What you have to do: Repeat each record below exactly as given.

Part of a data file:
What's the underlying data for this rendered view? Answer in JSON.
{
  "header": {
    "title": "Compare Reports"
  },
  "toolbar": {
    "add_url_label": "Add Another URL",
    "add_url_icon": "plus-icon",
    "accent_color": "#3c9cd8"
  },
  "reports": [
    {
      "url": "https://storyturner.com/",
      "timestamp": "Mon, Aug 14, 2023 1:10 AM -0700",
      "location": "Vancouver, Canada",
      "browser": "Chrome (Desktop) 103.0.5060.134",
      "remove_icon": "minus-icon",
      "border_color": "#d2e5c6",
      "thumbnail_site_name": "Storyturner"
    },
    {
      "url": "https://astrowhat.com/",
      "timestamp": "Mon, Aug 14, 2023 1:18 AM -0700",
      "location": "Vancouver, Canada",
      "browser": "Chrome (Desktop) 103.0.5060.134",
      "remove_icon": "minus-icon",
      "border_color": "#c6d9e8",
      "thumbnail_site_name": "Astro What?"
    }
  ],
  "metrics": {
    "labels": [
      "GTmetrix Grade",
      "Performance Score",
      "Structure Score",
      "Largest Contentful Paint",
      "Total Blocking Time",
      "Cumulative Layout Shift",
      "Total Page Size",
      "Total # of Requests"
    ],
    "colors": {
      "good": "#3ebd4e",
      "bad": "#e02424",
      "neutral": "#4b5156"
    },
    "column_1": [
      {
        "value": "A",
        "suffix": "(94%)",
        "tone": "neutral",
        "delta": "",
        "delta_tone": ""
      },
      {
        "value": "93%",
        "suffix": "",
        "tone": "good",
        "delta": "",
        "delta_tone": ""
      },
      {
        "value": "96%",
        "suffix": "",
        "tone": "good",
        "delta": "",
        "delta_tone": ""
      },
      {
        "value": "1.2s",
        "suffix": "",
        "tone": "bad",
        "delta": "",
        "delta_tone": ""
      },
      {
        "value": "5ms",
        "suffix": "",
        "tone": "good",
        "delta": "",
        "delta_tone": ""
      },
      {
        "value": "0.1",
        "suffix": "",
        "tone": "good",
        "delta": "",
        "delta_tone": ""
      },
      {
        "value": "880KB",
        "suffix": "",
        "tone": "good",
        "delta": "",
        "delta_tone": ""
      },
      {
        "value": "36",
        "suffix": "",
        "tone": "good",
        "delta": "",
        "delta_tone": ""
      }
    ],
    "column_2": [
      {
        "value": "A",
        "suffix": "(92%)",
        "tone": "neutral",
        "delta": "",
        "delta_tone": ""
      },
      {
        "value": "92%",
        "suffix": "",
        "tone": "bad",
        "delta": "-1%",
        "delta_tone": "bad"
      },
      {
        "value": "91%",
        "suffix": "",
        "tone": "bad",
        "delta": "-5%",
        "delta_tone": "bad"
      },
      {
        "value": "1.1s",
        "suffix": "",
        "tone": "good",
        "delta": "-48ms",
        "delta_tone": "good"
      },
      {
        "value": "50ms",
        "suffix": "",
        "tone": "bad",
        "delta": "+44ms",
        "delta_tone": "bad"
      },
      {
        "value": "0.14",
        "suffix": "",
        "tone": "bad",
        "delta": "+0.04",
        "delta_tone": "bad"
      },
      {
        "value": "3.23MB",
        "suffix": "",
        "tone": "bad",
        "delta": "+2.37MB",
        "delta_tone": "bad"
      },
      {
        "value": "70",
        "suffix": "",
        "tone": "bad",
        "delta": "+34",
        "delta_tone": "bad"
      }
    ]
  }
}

Exercise solution:
What's the underlying data for this rendered view? Answer in JSON.
{
  "header": {
    "title": "Compare Reports"
  },
  "toolbar": {
    "add_url_label": "Add Another URL",
    "add_url_icon": "plus-icon",
    "accent_color": "#3c9cd8"
  },
  "reports": [
    {
      "url": "https://storyturner.com/",
      "timestamp": "Mon, Aug 14, 2023 1:10 AM -0700",
      "location": "Vancouver, Canada",
      "browser": "Chrome (Desktop) 103.0.5060.134",
      "remove_icon": "minus-icon",
      "border_color": "#d2e5c6",
      "thumbnail_site_name": "Storyturner"
    },
    {
      "url": "https://astrowhat.com/",
      "timestamp": "Mon, Aug 14, 2023 1:18 AM -0700",
      "location": "Vancouver, Canada",
      "browser": "Chrome (Desktop) 103.0.5060.134",
      "remove_icon": "minus-icon",
      "border_color": "#c6d9e8",
      "thumbnail_site_name": "Astro What?"
    }
  ],
  "metrics": {
    "labels": [
      "GTmetrix Grade",
      "Performance Score",
      "Structure Score",
      "Largest Contentful Paint",
      "Total Blocking Time",
      "Cumulative Layout Shift",
      "Total Page Size",
      "Total # of Requests"
    ],
    "colors": {
      "good": "#3ebd4e",
      "bad": "#e02424",
      "neutral": "#4b5156"
    },
    "column_1": [
      {
        "value": "A",
        "suffix": "(94%)",
        "tone": "neutral",
        "delta": "",
        "delta_tone": ""
      },
      {
        "value": "93%",
        "suffix": "",
        "tone": "good",
        "delta": "",
        "delta_tone": ""
      },
      {
        "value": "96%",
        "suffix": "",
        "tone": "good",
        "delta": "",
        "delta_tone": ""
      },
      {
        "value": "1.2s",
        "suffix": "",
        "tone": "bad",
        "delta": "",
        "delta_tone": ""
      },
      {
        "value": "5ms",
        "suffix": "",
        "tone": "good",
        "delta": "",
        "delta_tone": ""
      },
      {
        "value": "0.1",
        "suffix": "",
        "tone": "good",
        "delta": "",
        "delta_tone": ""
      },
      {
        "value": "880KB",
        "suffix": "",
        "tone": "good",
        "delta": "",
        "delta_tone": ""
      },
      {
        "value": "36",
        "suffix": "",
        "tone": "good",
        "delta": "",
        "delta_tone": ""
      }
    ],
    "column_2": [
      {
        "value": "A",
        "suffix": "(92%)",
        "tone": "neutral",
        "delta": "",
        "delta_tone": ""
      },
      {
        "value": "92%",
        "suffix": "",
        "tone": "bad",
        "delta": "-1%",
        "delta_tone": "bad"
      },
      {
        "value": "91%",
        "suffix": "",
        "tone": "bad",
        "delta": "-5%",
        "delta_tone": "bad"
      },
      {
        "value": "1.1s",
        "suffix": "",
        "tone": "good",
        "delta": "-48ms",
        "delta_tone": "good"
      },
      {
        "value": "50ms",
        "suffix": "",
        "tone": "bad",
        "delta": "+44ms",
        "delta_tone": "bad"
      },
      {
        "value": "0.14",
        "suffix": "",
        "tone": "bad",
        "delta": "+0.04",
        "delta_tone": "bad"
      },
      {
        "value": "3.23MB",
        "suffix": "",
        "tone": "bad",
        "delta": "+2.37MB",
        "delta_tone": "bad"
      },
      {
        "value": "70",
        "suffix": "",
        "tone": "bad",
        "delta": "+34",
        "delta_tone": "bad"
      }
    ]
  }
}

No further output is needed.